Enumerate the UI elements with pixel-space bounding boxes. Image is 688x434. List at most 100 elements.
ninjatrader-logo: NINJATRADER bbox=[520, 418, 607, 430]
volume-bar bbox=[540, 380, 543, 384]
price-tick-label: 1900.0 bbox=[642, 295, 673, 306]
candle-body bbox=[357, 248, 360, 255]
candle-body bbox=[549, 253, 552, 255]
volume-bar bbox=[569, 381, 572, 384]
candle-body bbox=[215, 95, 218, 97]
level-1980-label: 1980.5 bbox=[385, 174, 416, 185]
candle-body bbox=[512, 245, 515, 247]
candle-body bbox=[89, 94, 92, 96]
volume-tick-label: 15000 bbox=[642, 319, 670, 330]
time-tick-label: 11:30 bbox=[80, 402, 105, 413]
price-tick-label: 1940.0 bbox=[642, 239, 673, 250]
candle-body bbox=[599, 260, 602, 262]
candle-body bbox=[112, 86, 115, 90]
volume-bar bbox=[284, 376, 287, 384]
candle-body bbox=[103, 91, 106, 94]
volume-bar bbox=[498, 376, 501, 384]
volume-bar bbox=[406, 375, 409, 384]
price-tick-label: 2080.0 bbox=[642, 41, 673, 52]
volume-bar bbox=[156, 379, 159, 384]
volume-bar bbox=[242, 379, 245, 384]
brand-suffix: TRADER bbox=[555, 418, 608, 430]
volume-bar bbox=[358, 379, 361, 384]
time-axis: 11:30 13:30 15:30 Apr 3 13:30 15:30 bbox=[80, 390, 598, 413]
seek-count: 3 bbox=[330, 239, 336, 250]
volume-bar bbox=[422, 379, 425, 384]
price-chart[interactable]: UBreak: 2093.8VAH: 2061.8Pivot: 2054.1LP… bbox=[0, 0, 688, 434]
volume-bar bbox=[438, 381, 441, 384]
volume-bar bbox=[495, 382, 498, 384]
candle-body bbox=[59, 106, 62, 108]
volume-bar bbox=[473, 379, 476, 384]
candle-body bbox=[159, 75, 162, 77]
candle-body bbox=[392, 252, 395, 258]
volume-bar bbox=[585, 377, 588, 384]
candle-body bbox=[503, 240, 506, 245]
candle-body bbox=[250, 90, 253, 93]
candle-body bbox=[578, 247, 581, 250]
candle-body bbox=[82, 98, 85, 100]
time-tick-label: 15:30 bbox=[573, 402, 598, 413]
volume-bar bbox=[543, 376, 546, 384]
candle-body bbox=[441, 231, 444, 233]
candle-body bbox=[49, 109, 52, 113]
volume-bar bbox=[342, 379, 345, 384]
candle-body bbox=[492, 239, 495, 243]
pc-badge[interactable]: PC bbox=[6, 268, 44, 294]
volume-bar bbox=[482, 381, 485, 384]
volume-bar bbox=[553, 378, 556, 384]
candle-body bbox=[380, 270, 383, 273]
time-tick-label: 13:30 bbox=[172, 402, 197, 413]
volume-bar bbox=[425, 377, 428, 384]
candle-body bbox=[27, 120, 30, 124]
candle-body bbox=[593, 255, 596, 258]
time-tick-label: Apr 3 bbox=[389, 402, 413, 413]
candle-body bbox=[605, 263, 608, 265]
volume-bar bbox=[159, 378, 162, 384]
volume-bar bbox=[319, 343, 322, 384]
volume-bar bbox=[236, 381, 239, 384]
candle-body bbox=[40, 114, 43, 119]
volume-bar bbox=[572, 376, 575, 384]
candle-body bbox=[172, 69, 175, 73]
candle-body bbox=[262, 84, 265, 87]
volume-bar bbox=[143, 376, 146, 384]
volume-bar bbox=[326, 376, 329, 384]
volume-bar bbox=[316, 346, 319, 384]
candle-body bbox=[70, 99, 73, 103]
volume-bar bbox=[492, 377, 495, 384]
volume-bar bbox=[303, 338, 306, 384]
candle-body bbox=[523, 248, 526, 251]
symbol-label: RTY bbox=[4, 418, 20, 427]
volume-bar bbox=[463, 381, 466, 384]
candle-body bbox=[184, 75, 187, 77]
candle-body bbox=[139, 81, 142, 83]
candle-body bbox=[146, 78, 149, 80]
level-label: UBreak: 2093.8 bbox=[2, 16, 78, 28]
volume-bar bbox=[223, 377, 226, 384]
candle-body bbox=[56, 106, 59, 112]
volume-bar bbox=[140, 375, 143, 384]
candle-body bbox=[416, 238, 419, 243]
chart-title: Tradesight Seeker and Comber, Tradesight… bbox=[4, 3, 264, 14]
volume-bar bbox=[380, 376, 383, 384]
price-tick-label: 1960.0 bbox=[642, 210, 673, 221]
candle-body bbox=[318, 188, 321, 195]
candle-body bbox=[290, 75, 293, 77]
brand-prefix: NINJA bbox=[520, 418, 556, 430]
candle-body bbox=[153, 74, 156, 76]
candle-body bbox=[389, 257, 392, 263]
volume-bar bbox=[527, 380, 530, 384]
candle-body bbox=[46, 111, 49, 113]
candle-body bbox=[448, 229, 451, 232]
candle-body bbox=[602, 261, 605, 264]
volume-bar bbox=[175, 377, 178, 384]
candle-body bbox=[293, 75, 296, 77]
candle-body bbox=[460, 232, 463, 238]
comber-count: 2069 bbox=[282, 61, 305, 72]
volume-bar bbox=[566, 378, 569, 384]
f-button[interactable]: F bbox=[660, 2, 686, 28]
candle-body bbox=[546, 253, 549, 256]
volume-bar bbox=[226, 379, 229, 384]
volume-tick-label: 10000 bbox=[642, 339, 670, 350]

----

#### [PROBLEM REQUIREMENTS]
Copy out the listing above word for word, keeping every line in its original order.

#### [CORRECT ANSWER]
Enumerate the UI elements with pixel-space bounding boxes. Image is 688x434. List at most 100 elements.
ninjatrader-logo: NINJATRADER bbox=[520, 418, 607, 430]
volume-bar bbox=[540, 380, 543, 384]
price-tick-label: 1900.0 bbox=[642, 295, 673, 306]
candle-body bbox=[357, 248, 360, 255]
candle-body bbox=[549, 253, 552, 255]
volume-bar bbox=[569, 381, 572, 384]
candle-body bbox=[215, 95, 218, 97]
level-1980-label: 1980.5 bbox=[385, 174, 416, 185]
candle-body bbox=[512, 245, 515, 247]
candle-body bbox=[89, 94, 92, 96]
volume-tick-label: 15000 bbox=[642, 319, 670, 330]
time-tick-label: 11:30 bbox=[80, 402, 105, 413]
price-tick-label: 1940.0 bbox=[642, 239, 673, 250]
candle-body bbox=[599, 260, 602, 262]
candle-body bbox=[112, 86, 115, 90]
volume-bar bbox=[284, 376, 287, 384]
candle-body bbox=[103, 91, 106, 94]
volume-bar bbox=[498, 376, 501, 384]
volume-bar bbox=[406, 375, 409, 384]
price-tick-label: 2080.0 bbox=[642, 41, 673, 52]
volume-bar bbox=[156, 379, 159, 384]
volume-bar bbox=[242, 379, 245, 384]
brand-suffix: TRADER bbox=[555, 418, 608, 430]
volume-bar bbox=[358, 379, 361, 384]
time-axis: 11:30 13:30 15:30 Apr 3 13:30 15:30 bbox=[80, 390, 598, 413]
seek-count: 3 bbox=[330, 239, 336, 250]
volume-bar bbox=[422, 379, 425, 384]
price-chart[interactable]: UBreak: 2093.8VAH: 2061.8Pivot: 2054.1LP… bbox=[0, 0, 688, 434]
volume-bar bbox=[438, 381, 441, 384]
volume-bar bbox=[495, 382, 498, 384]
candle-body bbox=[59, 106, 62, 108]
volume-bar bbox=[473, 379, 476, 384]
candle-body bbox=[159, 75, 162, 77]
candle-body bbox=[392, 252, 395, 258]
volume-bar bbox=[585, 377, 588, 384]
candle-body bbox=[503, 240, 506, 245]
candle-body bbox=[250, 90, 253, 93]
candle-body bbox=[578, 247, 581, 250]
candle-body bbox=[82, 98, 85, 100]
time-tick-label: 15:30 bbox=[573, 402, 598, 413]
volume-bar bbox=[543, 376, 546, 384]
candle-body bbox=[441, 231, 444, 233]
candle-body bbox=[49, 109, 52, 113]
volume-bar bbox=[342, 379, 345, 384]
candle-body bbox=[492, 239, 495, 243]
pc-badge[interactable]: PC bbox=[6, 268, 44, 294]
volume-bar bbox=[482, 381, 485, 384]
volume-bar bbox=[553, 378, 556, 384]
candle-body bbox=[380, 270, 383, 273]
time-tick-label: 13:30 bbox=[172, 402, 197, 413]
volume-bar bbox=[425, 377, 428, 384]
candle-body bbox=[27, 120, 30, 124]
candle-body bbox=[593, 255, 596, 258]
time-tick-label: Apr 3 bbox=[389, 402, 413, 413]
candle-body bbox=[605, 263, 608, 265]
volume-bar bbox=[159, 378, 162, 384]
volume-bar bbox=[319, 343, 322, 384]
volume-bar bbox=[236, 381, 239, 384]
candle-body bbox=[40, 114, 43, 119]
volume-bar bbox=[572, 376, 575, 384]
candle-body bbox=[172, 69, 175, 73]
candle-body bbox=[262, 84, 265, 87]
volume-bar bbox=[143, 376, 146, 384]
volume-bar bbox=[326, 376, 329, 384]
volume-bar bbox=[316, 346, 319, 384]
candle-body bbox=[70, 99, 73, 103]
volume-bar bbox=[492, 377, 495, 384]
volume-bar bbox=[303, 338, 306, 384]
candle-body bbox=[523, 248, 526, 251]
symbol-label: RTY bbox=[4, 418, 20, 427]
volume-bar bbox=[463, 381, 466, 384]
candle-body bbox=[184, 75, 187, 77]
candle-body bbox=[139, 81, 142, 83]
candle-body bbox=[146, 78, 149, 80]
level-label: UBreak: 2093.8 bbox=[2, 16, 78, 28]
volume-bar bbox=[223, 377, 226, 384]
candle-body bbox=[56, 106, 59, 112]
volume-bar bbox=[140, 375, 143, 384]
candle-body bbox=[416, 238, 419, 243]
chart-title: Tradesight Seeker and Comber, Tradesight… bbox=[4, 3, 264, 14]
volume-bar bbox=[380, 376, 383, 384]
price-tick-label: 1960.0 bbox=[642, 210, 673, 221]
candle-body bbox=[318, 188, 321, 195]
candle-body bbox=[290, 75, 293, 77]
brand-prefix: NINJA bbox=[520, 418, 556, 430]
candle-body bbox=[153, 74, 156, 76]
candle-body bbox=[389, 257, 392, 263]
volume-bar bbox=[527, 380, 530, 384]
candle-body bbox=[46, 111, 49, 113]
candle-body bbox=[448, 229, 451, 232]
candle-body bbox=[602, 261, 605, 264]
volume-bar bbox=[175, 377, 178, 384]
candle-body bbox=[293, 75, 296, 77]
candle-body bbox=[460, 232, 463, 238]
comber-count: 2069 bbox=[282, 61, 305, 72]
volume-bar bbox=[566, 378, 569, 384]
f-button[interactable]: F bbox=[660, 2, 686, 28]
candle-body bbox=[546, 253, 549, 256]
volume-bar bbox=[226, 379, 229, 384]
volume-tick-label: 10000 bbox=[642, 339, 670, 350]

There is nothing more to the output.